--- Exercise details ---
Write out all of the entries that follow, word for word, but skip the pictures.

--- Data supplied ---
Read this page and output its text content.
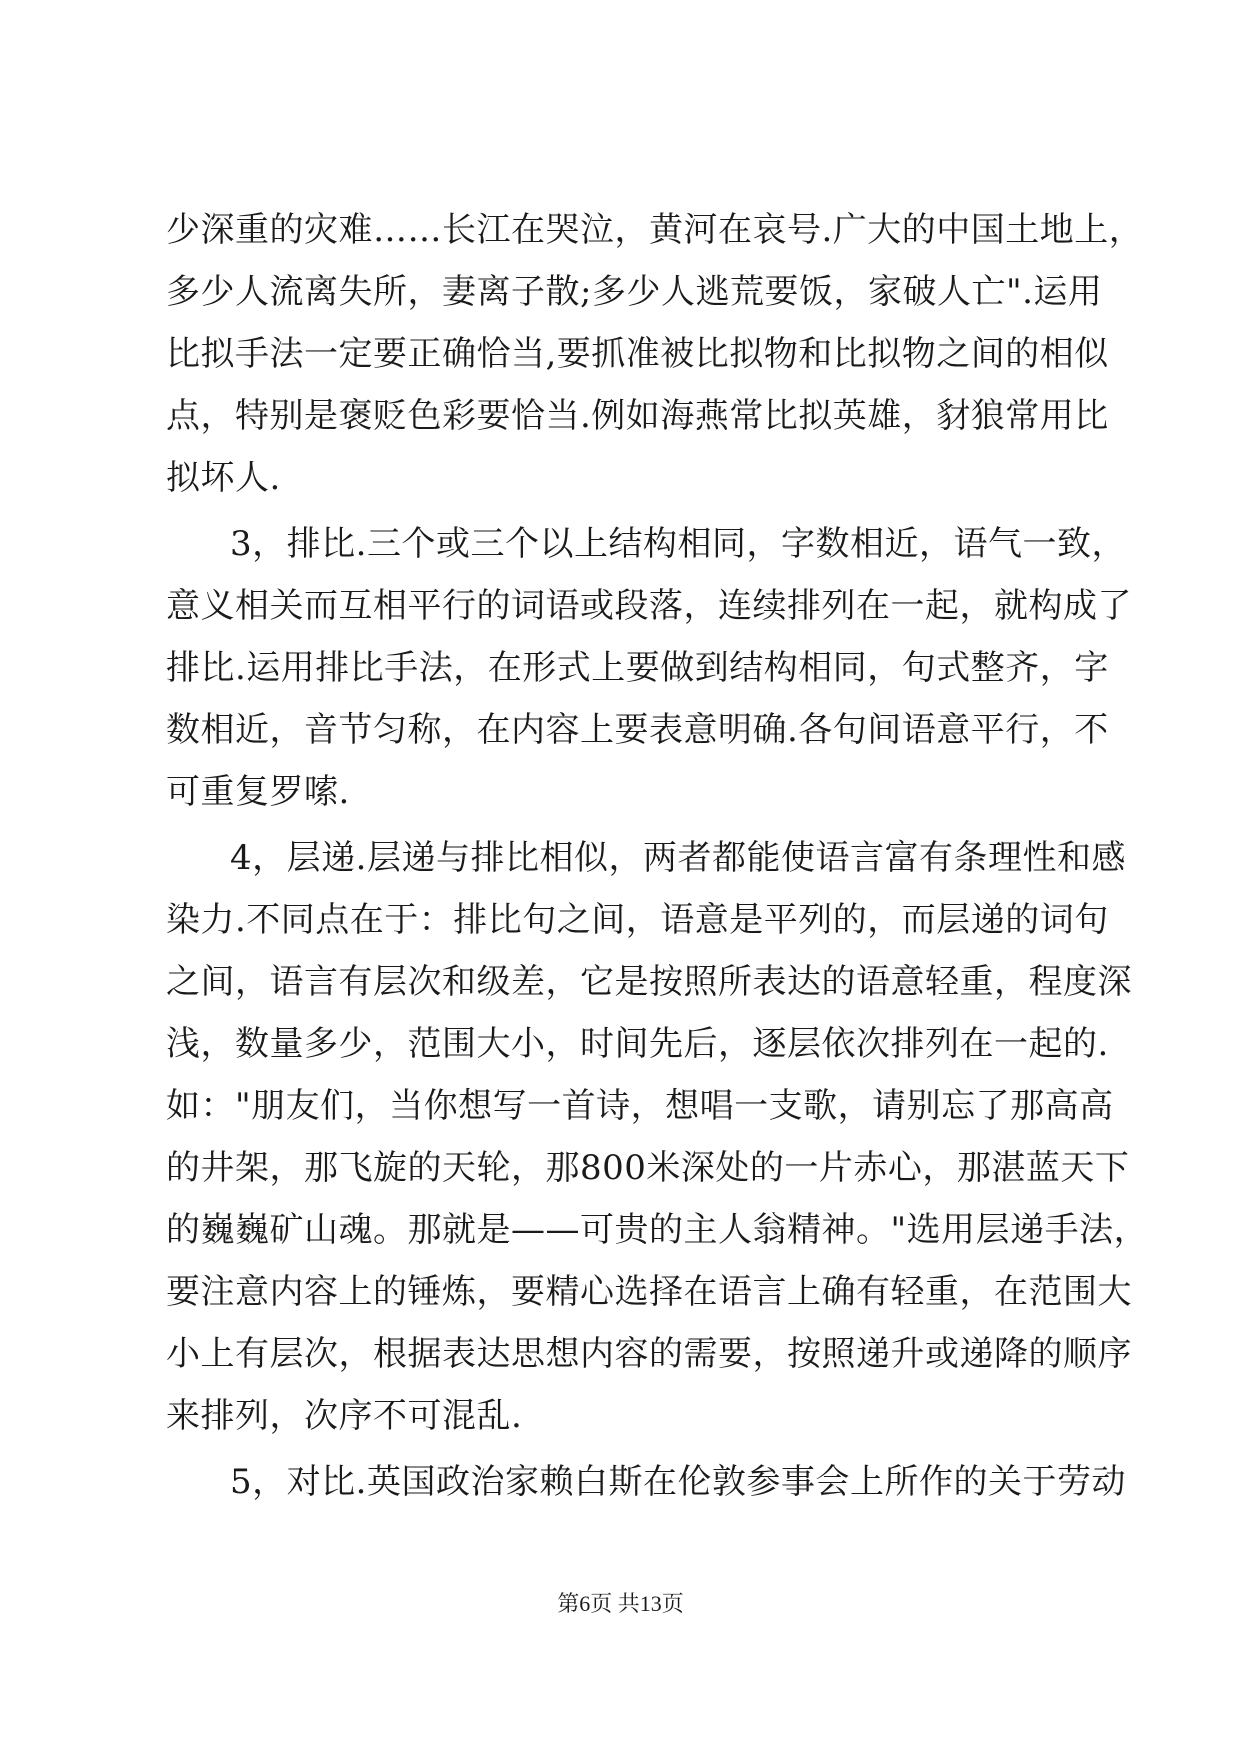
少深重的灾难……长江在哭泣，黄河在哀号.广大的中国土地上，

多少人流离失所，妻离子散;多少人逃荒要饭，家破人亡".运用

比拟手法一定要正确恰当,要抓准被比拟物和比拟物之间的相似

点，特别是褒贬色彩要恰当.例如海燕常比拟英雄，豺狼常用比

拟坏人.

3，排比.三个或三个以上结构相同，字数相近，语气一致，

意义相关而互相平行的词语或段落，连续排列在一起，就构成了

排比.运用排比手法，在形式上要做到结构相同，句式整齐，字

数相近，音节匀称，在内容上要表意明确.各句间语意平行，不

可重复罗嗦.

4，层递.层递与排比相似，两者都能使语言富有条理性和感

染力.不同点在于：排比句之间，语意是平列的，而层递的词句

之间，语言有层次和级差，它是按照所表达的语意轻重，程度深

浅，数量多少，范围大小，时间先后，逐层依次排列在一起的.

如："朋友们，当你想写一首诗，想唱一支歌，请别忘了那高高

的井架，那飞旋的天轮，那800米深处的一片赤心，那湛蓝天下

的巍巍矿山魂。那就是——可贵的主人翁精神。"选用层递手法，

要注意内容上的锤炼，要精心选择在语言上确有轻重，在范围大

小上有层次，根据表达思想内容的需要，按照递升或递降的顺序

来排列，次序不可混乱.

5，对比.英国政治家赖白斯在伦敦参事会上所作的关于劳动

第6页 共13页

--- Output of the exercise ---
Read this page and output its text content.
少深重的灾难……长江在哭泣，黄河在哀号.广大的中国土地上，

多少人流离失所，妻离子散;多少人逃荒要饭，家破人亡".运用

比拟手法一定要正确恰当,要抓准被比拟物和比拟物之间的相似

点，特别是褒贬色彩要恰当.例如海燕常比拟英雄，豺狼常用比

拟坏人.

3，排比.三个或三个以上结构相同，字数相近，语气一致，

意义相关而互相平行的词语或段落，连续排列在一起，就构成了

排比.运用排比手法，在形式上要做到结构相同，句式整齐，字

数相近，音节匀称，在内容上要表意明确.各句间语意平行，不

可重复罗嗦.

4，层递.层递与排比相似，两者都能使语言富有条理性和感

染力.不同点在于：排比句之间，语意是平列的，而层递的词句

之间，语言有层次和级差，它是按照所表达的语意轻重，程度深

浅，数量多少，范围大小，时间先后，逐层依次排列在一起的.

如："朋友们，当你想写一首诗，想唱一支歌，请别忘了那高高

的井架，那飞旋的天轮，那800米深处的一片赤心，那湛蓝天下

的巍巍矿山魂。那就是——可贵的主人翁精神。"选用层递手法，

要注意内容上的锤炼，要精心选择在语言上确有轻重，在范围大

小上有层次，根据表达思想内容的需要，按照递升或递降的顺序

来排列，次序不可混乱.

5，对比.英国政治家赖白斯在伦敦参事会上所作的关于劳动

第6页 共13页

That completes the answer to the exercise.